Task 1: Return, copied exactly from the environment and culture passage below, the span that begins at the words "- The FIFA World" and stops after the words "in the final.".
Task 2: According to the environment and culture passage below, how many tornadoes did the April super outbreak produce?

Document passage:
Climate & Environment
- A devastating cyclone struck Darwin, Australia on Christmas Day, destroying most of the city and killing 71 people in one of the country's worst natural disasters.
- A tornado super outbreak struck the central and eastern United States in April, producing 148 tornadoes across 13 states, killing 315 people.
- The Safe Drinking Water Act was passed in the United States in December, establishing national standards for drinking water quality.
- A magnitude 6.2 earthquake struck the Pattan area of northern Pakistan in December, killing approximately 5,300 people.
- Global atmospheric CO2 concentrations continued to rise, reaching approximately 330 parts per million at the Mauna Loa Observatory.
- The oil crisis prompted increased interest in energy conservation and the development of alternative energy sources including solar and wind power.
- Deforestation in tropical regions continued, with satellite technology beginning to enable large-scale monitoring of forest cover changes.
- The United Nations Environment Programme, established in 1972, continued to develop international frameworks for environmental protection.
- Acid rain began to receive scientific attention as a serious environmental problem in North America and Northern Europe.
- The Endangered Species Act continued to provide legal protection for threatened wildlife in the United States, with new species added to the protected list.
Culture & Society
- Nixon's resignation dominated American public discourse, marking a crisis of confidence in government institutions that would influence politics for decades.
- The FIFA World Cup was held in West Germany in June and July, with the host nation winning the tournament by defeating the Netherlands in the final.
- Muhammad Ali regained the heavyweight boxing championship by defeating George Foreman in the 'Rumble in the Jungle' in Kinshasa, Zaire in October.
- The Godfather Part II, directed by Francis Ford Coppola, was released in December and became a critical and commercial success.
- The Sting won the Academy Award for Best Picture at the ceremony held in April.
- The global population reached approximately 4 billion, a milestone that heightened concerns about population growth and resource depletion.
- Alexander Solzhenitsyn was expelled from the Soviet Union in February after the publication of The Gulag Archipelago, which exposed the Soviet forced labor camp system.
- ABBA won the Eurovision Song Contest with Waterloo in April, launching the Swedish group to international stardom.
- Streaking became a brief but widely reported cultural phenomenon, with a naked man famously running across the stage during the Academy Awards ceremony.
- The Terracotta Army was discovered by farmers digging a well near Xi'an, China in March, revealing thousands of life-sized clay soldiers guarding the tomb of Emperor Qin Shi Huang.

Exercise data:
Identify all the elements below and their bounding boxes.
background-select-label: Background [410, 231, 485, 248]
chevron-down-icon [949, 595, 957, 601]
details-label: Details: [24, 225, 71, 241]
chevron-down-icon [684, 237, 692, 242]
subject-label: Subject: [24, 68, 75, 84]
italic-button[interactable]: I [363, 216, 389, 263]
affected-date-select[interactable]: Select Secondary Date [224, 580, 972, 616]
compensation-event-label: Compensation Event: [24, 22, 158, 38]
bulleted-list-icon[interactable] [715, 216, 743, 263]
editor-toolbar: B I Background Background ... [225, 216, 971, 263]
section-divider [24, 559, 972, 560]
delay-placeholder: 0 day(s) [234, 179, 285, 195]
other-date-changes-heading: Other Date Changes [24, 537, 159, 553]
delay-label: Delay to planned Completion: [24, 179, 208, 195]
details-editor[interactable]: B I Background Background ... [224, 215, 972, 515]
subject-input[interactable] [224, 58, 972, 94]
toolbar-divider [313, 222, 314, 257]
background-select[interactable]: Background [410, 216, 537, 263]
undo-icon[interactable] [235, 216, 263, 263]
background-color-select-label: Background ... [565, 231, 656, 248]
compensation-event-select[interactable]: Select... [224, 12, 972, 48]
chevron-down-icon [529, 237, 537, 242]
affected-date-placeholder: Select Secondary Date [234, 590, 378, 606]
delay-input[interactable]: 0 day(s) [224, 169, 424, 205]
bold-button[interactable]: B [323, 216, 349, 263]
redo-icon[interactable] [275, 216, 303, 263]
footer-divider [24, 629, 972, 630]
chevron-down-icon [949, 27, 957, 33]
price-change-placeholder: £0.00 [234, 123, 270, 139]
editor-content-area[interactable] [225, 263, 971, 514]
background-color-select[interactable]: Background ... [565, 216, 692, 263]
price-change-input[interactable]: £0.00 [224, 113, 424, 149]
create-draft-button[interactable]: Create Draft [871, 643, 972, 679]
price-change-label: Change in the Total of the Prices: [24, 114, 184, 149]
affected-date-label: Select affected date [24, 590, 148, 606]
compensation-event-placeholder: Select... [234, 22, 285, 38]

Response 1:
- The FIFA World Cup was held in West Germany in June and July, with the host nation winning the tournament by defeating the Netherlands in the final.

Response 2: 148